[TO DO]: Find all the lines with "title" and gather them.

---------- PROVIDED DATA ----------

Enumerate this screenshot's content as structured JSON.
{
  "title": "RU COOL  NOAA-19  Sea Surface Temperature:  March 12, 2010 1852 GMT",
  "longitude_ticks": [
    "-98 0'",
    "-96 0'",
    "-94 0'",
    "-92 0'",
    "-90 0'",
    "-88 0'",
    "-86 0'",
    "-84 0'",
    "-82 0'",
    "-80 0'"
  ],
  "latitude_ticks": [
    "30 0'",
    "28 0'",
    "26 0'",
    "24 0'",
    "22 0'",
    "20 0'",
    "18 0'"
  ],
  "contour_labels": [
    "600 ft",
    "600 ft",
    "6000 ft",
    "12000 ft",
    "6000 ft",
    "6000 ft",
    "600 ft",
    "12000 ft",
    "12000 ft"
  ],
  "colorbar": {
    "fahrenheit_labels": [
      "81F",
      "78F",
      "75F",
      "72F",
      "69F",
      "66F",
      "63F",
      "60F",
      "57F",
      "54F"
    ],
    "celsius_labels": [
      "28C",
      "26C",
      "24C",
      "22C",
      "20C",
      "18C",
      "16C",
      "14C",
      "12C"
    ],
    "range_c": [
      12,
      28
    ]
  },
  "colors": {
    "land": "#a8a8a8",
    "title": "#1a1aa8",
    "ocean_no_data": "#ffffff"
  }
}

----------

[WRITTEN RESPONSE]:
  "title": "RU COOL  NOAA-19  Sea Surface Temperature:  March 12, 2010 1852 GMT",
    "title": "#1a1aa8",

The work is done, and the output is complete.